EXERCISE OBJECTIVE → Reproduce the full text on API endpoint naming conventions word for word, from "Table of contents" to the end.

Table of contents

What Are the Best Practices for API Endpoint Naming Conventions?

Well-designed API endpoints are the foundation of maintainable, intuitive web APIs. Following consistent naming conventions makes your API easier to understand, document, and consume by developers. This comprehensive guide covers the essential best practices for naming API endpoints effectively.

Core Principles of API Endpoint Naming

1. Use Nouns, Not Verbs

API endpoints should represent resources, not actions. The HTTP method (GET, POST, PUT, DELETE) already indicates the action being performed.

Good examples: GET /users POST /users GET /users/123 PUT /users/123 DELETE /users/123

Bad examples: GET /getUsers POST /createUser GET /getUserById/123 PUT /updateUser/123 DELETE /deleteUser/123

2. Use Plural Nouns for Collections

Collections of resources should always use plural nouns, even when retrieving a single item from the collection.

(Stored data entries)

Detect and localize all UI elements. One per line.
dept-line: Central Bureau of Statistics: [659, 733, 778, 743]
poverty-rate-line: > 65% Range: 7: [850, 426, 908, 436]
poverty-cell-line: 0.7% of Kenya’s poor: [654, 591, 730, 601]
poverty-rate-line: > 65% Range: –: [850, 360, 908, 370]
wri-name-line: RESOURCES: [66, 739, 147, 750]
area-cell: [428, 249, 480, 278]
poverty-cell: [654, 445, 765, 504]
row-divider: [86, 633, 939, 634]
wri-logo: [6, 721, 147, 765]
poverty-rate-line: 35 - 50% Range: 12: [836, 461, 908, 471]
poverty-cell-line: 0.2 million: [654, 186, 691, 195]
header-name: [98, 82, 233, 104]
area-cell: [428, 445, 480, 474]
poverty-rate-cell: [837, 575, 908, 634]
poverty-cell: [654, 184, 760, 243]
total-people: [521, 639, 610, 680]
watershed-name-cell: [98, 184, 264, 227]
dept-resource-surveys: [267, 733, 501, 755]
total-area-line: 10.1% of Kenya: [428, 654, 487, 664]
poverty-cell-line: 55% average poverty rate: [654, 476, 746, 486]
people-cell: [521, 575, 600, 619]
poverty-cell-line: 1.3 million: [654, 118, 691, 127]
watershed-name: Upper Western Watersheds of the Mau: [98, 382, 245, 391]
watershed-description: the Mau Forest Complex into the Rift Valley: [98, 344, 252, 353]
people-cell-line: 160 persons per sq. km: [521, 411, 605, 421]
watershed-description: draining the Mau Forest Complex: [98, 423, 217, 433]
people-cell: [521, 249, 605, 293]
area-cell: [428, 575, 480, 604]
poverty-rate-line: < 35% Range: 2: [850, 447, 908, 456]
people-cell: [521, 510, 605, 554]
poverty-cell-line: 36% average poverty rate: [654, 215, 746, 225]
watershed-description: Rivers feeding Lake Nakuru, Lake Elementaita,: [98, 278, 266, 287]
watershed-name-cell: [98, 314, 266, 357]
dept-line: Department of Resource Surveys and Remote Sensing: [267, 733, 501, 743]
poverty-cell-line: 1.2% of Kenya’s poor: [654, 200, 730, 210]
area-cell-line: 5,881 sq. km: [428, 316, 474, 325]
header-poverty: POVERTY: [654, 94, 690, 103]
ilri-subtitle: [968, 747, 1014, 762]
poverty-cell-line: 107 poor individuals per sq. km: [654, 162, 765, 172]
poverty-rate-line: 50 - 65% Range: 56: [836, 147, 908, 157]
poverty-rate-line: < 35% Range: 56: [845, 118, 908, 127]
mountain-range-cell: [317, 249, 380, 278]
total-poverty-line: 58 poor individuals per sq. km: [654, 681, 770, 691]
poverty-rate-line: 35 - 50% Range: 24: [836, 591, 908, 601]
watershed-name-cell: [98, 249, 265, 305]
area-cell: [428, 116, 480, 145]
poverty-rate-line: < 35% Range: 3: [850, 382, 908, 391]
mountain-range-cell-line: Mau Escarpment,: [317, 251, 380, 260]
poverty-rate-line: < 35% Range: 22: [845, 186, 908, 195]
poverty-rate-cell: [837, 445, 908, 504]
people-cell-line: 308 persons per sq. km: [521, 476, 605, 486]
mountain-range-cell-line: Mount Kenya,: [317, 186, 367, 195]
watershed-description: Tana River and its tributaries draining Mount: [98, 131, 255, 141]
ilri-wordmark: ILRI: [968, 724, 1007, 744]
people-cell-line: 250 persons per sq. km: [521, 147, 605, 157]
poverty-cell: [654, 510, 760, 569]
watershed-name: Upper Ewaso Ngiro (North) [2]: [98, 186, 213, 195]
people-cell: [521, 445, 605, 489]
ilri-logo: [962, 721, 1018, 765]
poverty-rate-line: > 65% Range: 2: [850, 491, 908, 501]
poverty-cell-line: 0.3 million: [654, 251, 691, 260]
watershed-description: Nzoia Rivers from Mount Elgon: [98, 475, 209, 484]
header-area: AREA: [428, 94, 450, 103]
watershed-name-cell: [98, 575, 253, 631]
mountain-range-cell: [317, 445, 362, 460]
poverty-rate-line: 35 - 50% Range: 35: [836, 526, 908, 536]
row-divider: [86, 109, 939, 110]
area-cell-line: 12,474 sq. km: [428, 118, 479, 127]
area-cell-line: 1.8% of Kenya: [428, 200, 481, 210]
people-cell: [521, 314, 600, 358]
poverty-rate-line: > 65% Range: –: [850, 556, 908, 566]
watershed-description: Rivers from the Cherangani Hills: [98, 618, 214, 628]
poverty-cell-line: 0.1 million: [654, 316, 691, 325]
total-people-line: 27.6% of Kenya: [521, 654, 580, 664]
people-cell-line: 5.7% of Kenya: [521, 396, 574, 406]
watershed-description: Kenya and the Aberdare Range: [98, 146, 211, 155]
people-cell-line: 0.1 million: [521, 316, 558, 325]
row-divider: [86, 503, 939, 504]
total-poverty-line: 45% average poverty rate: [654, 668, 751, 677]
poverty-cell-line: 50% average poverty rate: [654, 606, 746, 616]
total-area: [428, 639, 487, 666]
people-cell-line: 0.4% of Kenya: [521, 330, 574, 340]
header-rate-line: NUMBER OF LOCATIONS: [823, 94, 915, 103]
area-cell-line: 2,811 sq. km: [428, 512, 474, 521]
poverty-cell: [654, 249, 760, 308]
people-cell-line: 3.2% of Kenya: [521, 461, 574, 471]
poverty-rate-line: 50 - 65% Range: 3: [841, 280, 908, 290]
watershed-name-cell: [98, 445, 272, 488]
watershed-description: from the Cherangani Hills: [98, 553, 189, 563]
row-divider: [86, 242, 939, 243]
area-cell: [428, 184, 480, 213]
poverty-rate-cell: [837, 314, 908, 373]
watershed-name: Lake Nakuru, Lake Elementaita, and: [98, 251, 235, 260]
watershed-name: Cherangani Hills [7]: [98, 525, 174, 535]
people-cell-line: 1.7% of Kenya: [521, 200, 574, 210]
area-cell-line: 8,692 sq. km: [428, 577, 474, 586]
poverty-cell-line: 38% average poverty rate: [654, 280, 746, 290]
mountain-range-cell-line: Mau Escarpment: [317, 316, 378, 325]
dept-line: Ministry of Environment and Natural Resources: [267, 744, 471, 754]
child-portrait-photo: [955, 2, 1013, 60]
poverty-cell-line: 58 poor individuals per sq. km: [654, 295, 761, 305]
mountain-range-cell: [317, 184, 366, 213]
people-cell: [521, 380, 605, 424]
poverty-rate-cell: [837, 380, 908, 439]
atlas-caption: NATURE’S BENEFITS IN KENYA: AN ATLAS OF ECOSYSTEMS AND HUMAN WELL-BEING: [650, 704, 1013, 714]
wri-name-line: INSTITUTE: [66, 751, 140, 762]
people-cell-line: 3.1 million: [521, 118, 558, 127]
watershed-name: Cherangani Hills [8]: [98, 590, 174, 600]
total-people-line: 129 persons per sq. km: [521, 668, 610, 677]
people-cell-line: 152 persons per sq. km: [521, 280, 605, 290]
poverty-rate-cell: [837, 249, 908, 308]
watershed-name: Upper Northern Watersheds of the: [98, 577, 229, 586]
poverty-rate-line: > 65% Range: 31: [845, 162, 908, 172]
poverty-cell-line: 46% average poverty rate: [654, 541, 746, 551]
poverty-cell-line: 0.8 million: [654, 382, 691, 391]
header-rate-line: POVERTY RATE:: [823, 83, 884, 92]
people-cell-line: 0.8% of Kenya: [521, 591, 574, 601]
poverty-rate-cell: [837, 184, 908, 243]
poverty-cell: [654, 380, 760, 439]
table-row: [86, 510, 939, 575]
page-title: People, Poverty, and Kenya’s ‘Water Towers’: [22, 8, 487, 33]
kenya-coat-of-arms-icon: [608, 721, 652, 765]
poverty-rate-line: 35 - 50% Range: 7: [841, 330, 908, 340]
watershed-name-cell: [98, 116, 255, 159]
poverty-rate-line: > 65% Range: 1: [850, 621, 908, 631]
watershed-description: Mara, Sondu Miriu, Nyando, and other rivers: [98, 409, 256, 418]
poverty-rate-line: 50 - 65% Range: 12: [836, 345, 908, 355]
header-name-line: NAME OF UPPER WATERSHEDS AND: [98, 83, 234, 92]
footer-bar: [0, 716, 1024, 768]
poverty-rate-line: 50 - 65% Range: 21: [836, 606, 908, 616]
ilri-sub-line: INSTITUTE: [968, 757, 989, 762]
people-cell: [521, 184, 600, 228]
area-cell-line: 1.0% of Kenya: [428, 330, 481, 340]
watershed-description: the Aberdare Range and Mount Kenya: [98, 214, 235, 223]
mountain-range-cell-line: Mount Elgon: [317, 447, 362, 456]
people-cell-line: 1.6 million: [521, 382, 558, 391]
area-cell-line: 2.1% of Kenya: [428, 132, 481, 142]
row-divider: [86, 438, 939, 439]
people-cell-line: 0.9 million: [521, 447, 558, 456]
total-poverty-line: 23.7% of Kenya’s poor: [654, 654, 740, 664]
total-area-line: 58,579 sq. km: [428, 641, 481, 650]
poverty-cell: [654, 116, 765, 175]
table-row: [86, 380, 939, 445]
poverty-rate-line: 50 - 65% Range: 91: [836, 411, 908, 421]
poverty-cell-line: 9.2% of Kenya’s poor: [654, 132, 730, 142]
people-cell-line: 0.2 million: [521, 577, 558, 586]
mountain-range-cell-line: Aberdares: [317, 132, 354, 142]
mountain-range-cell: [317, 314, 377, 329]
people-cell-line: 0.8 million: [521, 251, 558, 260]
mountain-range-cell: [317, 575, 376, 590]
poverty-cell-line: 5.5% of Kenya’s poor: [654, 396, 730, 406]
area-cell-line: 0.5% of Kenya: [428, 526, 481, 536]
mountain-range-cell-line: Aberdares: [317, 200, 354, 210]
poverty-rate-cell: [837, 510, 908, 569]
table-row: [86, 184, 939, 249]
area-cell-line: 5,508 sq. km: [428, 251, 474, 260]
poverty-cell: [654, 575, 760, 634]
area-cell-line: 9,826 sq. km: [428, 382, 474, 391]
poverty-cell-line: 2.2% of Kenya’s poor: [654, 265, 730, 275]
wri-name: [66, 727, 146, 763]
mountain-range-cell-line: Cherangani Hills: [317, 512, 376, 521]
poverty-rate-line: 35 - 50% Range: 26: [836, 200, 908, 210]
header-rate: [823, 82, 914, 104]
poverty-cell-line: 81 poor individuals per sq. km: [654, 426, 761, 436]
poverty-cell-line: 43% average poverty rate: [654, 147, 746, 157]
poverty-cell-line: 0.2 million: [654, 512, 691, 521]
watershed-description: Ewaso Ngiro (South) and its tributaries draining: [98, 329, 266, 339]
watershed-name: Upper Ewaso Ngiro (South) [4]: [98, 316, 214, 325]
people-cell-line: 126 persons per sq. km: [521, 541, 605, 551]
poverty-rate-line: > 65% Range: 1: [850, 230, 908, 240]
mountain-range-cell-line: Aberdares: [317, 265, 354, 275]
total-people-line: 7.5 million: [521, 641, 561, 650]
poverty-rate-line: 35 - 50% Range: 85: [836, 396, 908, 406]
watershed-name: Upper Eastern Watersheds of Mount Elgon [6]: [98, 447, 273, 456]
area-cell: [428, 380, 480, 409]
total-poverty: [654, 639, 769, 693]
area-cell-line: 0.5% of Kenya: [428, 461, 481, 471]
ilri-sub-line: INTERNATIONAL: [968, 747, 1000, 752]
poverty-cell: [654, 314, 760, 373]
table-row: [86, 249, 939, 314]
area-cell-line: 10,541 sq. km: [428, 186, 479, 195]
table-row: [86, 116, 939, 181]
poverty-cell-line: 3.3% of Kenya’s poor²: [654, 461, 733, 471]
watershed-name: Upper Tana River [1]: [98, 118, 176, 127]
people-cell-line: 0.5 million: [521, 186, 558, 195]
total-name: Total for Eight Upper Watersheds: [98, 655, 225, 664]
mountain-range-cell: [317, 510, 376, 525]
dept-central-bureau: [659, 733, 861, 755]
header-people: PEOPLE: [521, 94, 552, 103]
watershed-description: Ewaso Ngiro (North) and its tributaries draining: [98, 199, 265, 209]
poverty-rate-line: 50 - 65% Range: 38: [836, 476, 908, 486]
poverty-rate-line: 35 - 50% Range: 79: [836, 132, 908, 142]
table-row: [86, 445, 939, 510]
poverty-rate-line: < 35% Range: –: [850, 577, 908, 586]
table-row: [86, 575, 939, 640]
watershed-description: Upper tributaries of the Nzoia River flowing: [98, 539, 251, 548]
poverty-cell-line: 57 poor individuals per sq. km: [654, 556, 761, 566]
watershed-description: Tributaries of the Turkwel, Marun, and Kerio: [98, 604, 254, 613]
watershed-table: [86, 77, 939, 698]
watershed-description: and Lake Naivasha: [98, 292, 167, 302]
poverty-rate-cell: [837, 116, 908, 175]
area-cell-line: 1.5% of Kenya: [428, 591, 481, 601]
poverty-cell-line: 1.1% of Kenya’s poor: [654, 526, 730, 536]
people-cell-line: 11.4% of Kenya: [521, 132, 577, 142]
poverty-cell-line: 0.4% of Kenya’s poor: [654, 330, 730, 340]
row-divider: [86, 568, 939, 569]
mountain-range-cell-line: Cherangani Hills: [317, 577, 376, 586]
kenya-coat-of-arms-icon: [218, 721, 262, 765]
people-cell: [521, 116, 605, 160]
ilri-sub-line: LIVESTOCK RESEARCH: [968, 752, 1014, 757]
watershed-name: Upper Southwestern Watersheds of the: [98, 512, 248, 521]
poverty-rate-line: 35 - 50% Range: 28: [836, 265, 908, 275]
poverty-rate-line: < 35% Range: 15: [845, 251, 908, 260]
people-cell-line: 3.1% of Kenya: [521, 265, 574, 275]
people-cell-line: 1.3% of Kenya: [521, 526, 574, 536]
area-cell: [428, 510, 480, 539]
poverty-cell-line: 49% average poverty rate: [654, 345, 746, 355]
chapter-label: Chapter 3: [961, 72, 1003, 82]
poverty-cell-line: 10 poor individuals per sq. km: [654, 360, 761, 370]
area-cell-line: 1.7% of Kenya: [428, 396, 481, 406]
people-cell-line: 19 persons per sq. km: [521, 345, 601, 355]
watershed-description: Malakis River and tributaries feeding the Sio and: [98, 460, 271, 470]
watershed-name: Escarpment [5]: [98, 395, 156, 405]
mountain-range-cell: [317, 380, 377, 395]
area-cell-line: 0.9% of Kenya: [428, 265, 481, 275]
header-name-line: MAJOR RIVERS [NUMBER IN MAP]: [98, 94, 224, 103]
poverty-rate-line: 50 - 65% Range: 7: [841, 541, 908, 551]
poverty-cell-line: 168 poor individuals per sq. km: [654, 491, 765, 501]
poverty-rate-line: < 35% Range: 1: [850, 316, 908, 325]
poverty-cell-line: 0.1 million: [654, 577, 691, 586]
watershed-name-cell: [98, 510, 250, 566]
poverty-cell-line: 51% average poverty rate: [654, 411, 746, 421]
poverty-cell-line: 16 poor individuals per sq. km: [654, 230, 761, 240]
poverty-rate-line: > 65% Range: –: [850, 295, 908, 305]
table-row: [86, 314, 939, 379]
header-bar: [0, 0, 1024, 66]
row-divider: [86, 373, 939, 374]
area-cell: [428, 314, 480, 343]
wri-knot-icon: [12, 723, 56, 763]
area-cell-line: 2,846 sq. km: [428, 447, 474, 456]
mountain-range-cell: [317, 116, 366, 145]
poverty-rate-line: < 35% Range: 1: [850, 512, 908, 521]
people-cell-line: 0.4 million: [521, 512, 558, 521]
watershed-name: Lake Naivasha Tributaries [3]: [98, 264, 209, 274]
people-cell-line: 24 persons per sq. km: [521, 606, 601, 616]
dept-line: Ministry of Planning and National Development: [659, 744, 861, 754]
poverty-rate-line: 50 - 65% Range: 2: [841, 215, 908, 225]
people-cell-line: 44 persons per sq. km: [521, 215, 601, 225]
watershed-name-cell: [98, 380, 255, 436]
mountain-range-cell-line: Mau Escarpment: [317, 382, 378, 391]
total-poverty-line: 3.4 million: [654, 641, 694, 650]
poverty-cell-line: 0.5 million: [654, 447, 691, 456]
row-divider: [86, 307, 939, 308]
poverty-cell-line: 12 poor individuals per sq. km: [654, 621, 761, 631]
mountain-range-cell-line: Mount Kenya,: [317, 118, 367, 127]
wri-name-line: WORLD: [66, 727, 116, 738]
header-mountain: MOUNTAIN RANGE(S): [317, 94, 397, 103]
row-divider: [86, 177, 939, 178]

RESPONSE AREA →
Table of contents

What Are the Best Practices for API Endpoint Naming Conventions?

Well-designed API endpoints are the foundation of maintainable, intuitive web APIs. Following consistent naming conventions makes your API easier to understand, document, and consume by developers. This comprehensive guide covers the essential best practices for naming API endpoints effectively.

Core Principles of API Endpoint Naming

1. Use Nouns, Not Verbs

API endpoints should represent resources, not actions. The HTTP method (GET, POST, PUT, DELETE) already indicates the action being performed.

Good examples: GET /users POST /users GET /users/123 PUT /users/123 DELETE /users/123

Bad examples: GET /getUsers POST /createUser GET /getUserById/123 PUT /updateUser/123 DELETE /deleteUser/123

2. Use Plural Nouns for Collections

Collections of resources should always use plural nouns, even when retrieving a single item from the collection.